Your objective: Copy the listing below line for line, leaving out the picture.

Information provided:
START

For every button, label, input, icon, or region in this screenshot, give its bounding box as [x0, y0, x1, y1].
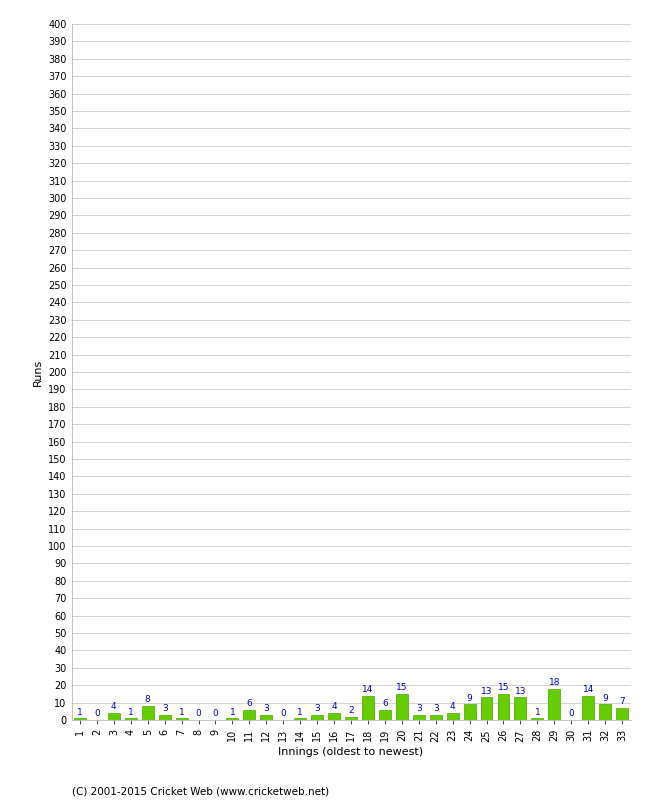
Text: 4: 4	[332, 702, 337, 711]
Bar	[159, 714, 170, 720]
Text: 3: 3	[416, 704, 422, 713]
Bar	[497, 694, 510, 720]
Bar	[447, 713, 458, 720]
Text: 13: 13	[515, 686, 526, 696]
Bar	[616, 708, 628, 720]
Bar	[582, 696, 594, 720]
Text: 3: 3	[263, 704, 269, 713]
Bar	[311, 714, 323, 720]
Bar	[514, 698, 526, 720]
Bar	[261, 714, 272, 720]
Text: 3: 3	[314, 704, 320, 713]
Bar	[74, 718, 86, 720]
Text: 1: 1	[229, 707, 235, 717]
Bar	[396, 694, 408, 720]
Text: 3: 3	[433, 704, 439, 713]
Bar	[294, 718, 306, 720]
Text: 14: 14	[582, 685, 594, 694]
Bar	[599, 704, 611, 720]
Text: 2: 2	[348, 706, 354, 714]
Bar	[362, 696, 374, 720]
Text: 6: 6	[246, 699, 252, 708]
Text: 15: 15	[498, 683, 509, 692]
Text: 7: 7	[619, 697, 625, 706]
Bar	[430, 714, 441, 720]
X-axis label: Innings (oldest to newest): Innings (oldest to newest)	[278, 747, 424, 757]
Text: 0: 0	[280, 710, 286, 718]
Bar	[328, 713, 340, 720]
Text: 1: 1	[77, 707, 83, 717]
Text: 4: 4	[450, 702, 456, 711]
Y-axis label: Runs: Runs	[32, 358, 42, 386]
Text: 9: 9	[602, 694, 608, 702]
Text: 6: 6	[382, 699, 388, 708]
Bar	[345, 717, 357, 720]
Bar	[549, 689, 560, 720]
Bar	[379, 710, 391, 720]
Bar	[125, 718, 136, 720]
Text: 1: 1	[534, 707, 540, 717]
Text: 8: 8	[145, 695, 151, 704]
Text: 0: 0	[94, 710, 100, 718]
Bar	[142, 706, 153, 720]
Bar	[413, 714, 424, 720]
Text: 4: 4	[111, 702, 116, 711]
Text: 1: 1	[297, 707, 303, 717]
Text: 0: 0	[213, 710, 218, 718]
Text: 18: 18	[549, 678, 560, 687]
Text: 1: 1	[179, 707, 185, 717]
Text: 3: 3	[162, 704, 168, 713]
Text: 1: 1	[128, 707, 134, 717]
Text: (C) 2001-2015 Cricket Web (www.cricketweb.net): (C) 2001-2015 Cricket Web (www.cricketwe…	[72, 786, 329, 796]
Bar	[108, 713, 120, 720]
Text: 13: 13	[481, 686, 492, 696]
Text: 0: 0	[196, 710, 202, 718]
Bar	[176, 718, 188, 720]
Bar	[226, 718, 239, 720]
Text: 9: 9	[467, 694, 473, 702]
Text: 14: 14	[362, 685, 374, 694]
Text: 15: 15	[396, 683, 408, 692]
Bar	[532, 718, 543, 720]
Bar	[463, 704, 476, 720]
Text: 0: 0	[568, 710, 574, 718]
Bar	[244, 710, 255, 720]
Bar	[480, 698, 493, 720]
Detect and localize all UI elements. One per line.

END

Solution below:
For every button, label, input, icon, or region in this screenshot, give its bounding box as [x0, y0, x1, y1].
Text: 4: 4	[332, 702, 337, 711]
Bar	[159, 714, 170, 720]
Text: 3: 3	[416, 704, 422, 713]
Bar	[497, 694, 510, 720]
Bar	[447, 713, 458, 720]
Text: 13: 13	[515, 686, 526, 696]
Bar	[616, 708, 628, 720]
Bar	[582, 696, 594, 720]
Text: 3: 3	[263, 704, 269, 713]
Bar	[311, 714, 323, 720]
Bar	[514, 698, 526, 720]
Bar	[261, 714, 272, 720]
Text: 3: 3	[314, 704, 320, 713]
Bar	[74, 718, 86, 720]
Text: 1: 1	[229, 707, 235, 717]
Bar	[396, 694, 408, 720]
Text: 3: 3	[433, 704, 439, 713]
Bar	[294, 718, 306, 720]
Text: 14: 14	[582, 685, 594, 694]
Bar	[599, 704, 611, 720]
Text: 2: 2	[348, 706, 354, 714]
Bar	[362, 696, 374, 720]
Text: 6: 6	[246, 699, 252, 708]
Text: 15: 15	[498, 683, 509, 692]
Text: 7: 7	[619, 697, 625, 706]
Bar	[430, 714, 441, 720]
X-axis label: Innings (oldest to newest): Innings (oldest to newest)	[278, 747, 424, 757]
Text: 0: 0	[280, 710, 286, 718]
Bar	[328, 713, 340, 720]
Text: 1: 1	[77, 707, 83, 717]
Text: 4: 4	[450, 702, 456, 711]
Y-axis label: Runs: Runs	[32, 358, 42, 386]
Text: 9: 9	[602, 694, 608, 702]
Text: 6: 6	[382, 699, 388, 708]
Bar	[345, 717, 357, 720]
Bar	[549, 689, 560, 720]
Bar	[379, 710, 391, 720]
Bar	[125, 718, 136, 720]
Text: 1: 1	[534, 707, 540, 717]
Text: 8: 8	[145, 695, 151, 704]
Text: 0: 0	[94, 710, 100, 718]
Bar	[142, 706, 153, 720]
Bar	[413, 714, 424, 720]
Text: 4: 4	[111, 702, 116, 711]
Text: 1: 1	[297, 707, 303, 717]
Text: 0: 0	[213, 710, 218, 718]
Text: 18: 18	[549, 678, 560, 687]
Text: 1: 1	[179, 707, 185, 717]
Text: 3: 3	[162, 704, 168, 713]
Text: 1: 1	[128, 707, 134, 717]
Text: (C) 2001-2015 Cricket Web (www.cricketweb.net): (C) 2001-2015 Cricket Web (www.cricketwe…	[72, 786, 329, 796]
Bar	[108, 713, 120, 720]
Text: 13: 13	[481, 686, 492, 696]
Text: 0: 0	[196, 710, 202, 718]
Bar	[176, 718, 188, 720]
Bar	[226, 718, 239, 720]
Text: 9: 9	[467, 694, 473, 702]
Text: 14: 14	[362, 685, 374, 694]
Text: 15: 15	[396, 683, 408, 692]
Bar	[532, 718, 543, 720]
Bar	[463, 704, 476, 720]
Text: 0: 0	[568, 710, 574, 718]
Bar	[244, 710, 255, 720]
Bar	[480, 698, 493, 720]
Detect and localize all UI elements. One per line.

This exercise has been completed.